Lines of data:
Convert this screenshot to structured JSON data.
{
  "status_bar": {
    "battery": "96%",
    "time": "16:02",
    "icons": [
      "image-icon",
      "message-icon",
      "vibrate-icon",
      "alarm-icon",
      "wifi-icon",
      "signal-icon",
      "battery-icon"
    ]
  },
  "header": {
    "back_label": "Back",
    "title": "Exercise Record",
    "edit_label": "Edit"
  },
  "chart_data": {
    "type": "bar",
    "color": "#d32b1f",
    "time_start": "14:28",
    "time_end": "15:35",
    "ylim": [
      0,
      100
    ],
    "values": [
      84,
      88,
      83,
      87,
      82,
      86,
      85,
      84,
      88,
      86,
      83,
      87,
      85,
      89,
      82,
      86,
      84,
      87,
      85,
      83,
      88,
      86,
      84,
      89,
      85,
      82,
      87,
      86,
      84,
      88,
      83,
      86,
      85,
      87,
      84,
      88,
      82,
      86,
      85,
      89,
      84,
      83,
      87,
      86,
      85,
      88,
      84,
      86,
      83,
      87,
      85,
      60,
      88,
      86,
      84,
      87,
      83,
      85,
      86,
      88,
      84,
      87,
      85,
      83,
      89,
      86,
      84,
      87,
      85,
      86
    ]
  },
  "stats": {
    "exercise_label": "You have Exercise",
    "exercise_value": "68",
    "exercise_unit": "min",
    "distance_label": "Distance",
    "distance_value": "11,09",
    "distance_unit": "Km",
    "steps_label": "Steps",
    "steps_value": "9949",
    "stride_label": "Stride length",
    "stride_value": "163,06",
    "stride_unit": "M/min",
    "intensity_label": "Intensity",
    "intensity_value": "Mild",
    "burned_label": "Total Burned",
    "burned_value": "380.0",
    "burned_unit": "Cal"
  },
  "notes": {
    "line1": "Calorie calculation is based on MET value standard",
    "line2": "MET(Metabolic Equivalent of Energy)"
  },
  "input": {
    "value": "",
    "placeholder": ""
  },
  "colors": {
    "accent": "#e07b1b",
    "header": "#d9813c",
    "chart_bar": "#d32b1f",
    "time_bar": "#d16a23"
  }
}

:: YOUR OBJECTIVE ::
The records above should all be quoted exactly, please.

:: CORRECT RESPONSE ::
Convert this screenshot to structured JSON data.
{
  "status_bar": {
    "battery": "96%",
    "time": "16:02",
    "icons": [
      "image-icon",
      "message-icon",
      "vibrate-icon",
      "alarm-icon",
      "wifi-icon",
      "signal-icon",
      "battery-icon"
    ]
  },
  "header": {
    "back_label": "Back",
    "title": "Exercise Record",
    "edit_label": "Edit"
  },
  "chart_data": {
    "type": "bar",
    "color": "#d32b1f",
    "time_start": "14:28",
    "time_end": "15:35",
    "ylim": [
      0,
      100
    ],
    "values": [
      84,
      88,
      83,
      87,
      82,
      86,
      85,
      84,
      88,
      86,
      83,
      87,
      85,
      89,
      82,
      86,
      84,
      87,
      85,
      83,
      88,
      86,
      84,
      89,
      85,
      82,
      87,
      86,
      84,
      88,
      83,
      86,
      85,
      87,
      84,
      88,
      82,
      86,
      85,
      89,
      84,
      83,
      87,
      86,
      85,
      88,
      84,
      86,
      83,
      87,
      85,
      60,
      88,
      86,
      84,
      87,
      83,
      85,
      86,
      88,
      84,
      87,
      85,
      83,
      89,
      86,
      84,
      87,
      85,
      86
    ]
  },
  "stats": {
    "exercise_label": "You have Exercise",
    "exercise_value": "68",
    "exercise_unit": "min",
    "distance_label": "Distance",
    "distance_value": "11,09",
    "distance_unit": "Km",
    "steps_label": "Steps",
    "steps_value": "9949",
    "stride_label": "Stride length",
    "stride_value": "163,06",
    "stride_unit": "M/min",
    "intensity_label": "Intensity",
    "intensity_value": "Mild",
    "burned_label": "Total Burned",
    "burned_value": "380.0",
    "burned_unit": "Cal"
  },
  "notes": {
    "line1": "Calorie calculation is based on MET value standard",
    "line2": "MET(Metabolic Equivalent of Energy)"
  },
  "input": {
    "value": "",
    "placeholder": ""
  },
  "colors": {
    "accent": "#e07b1b",
    "header": "#d9813c",
    "chart_bar": "#d32b1f",
    "time_bar": "#d16a23"
  }
}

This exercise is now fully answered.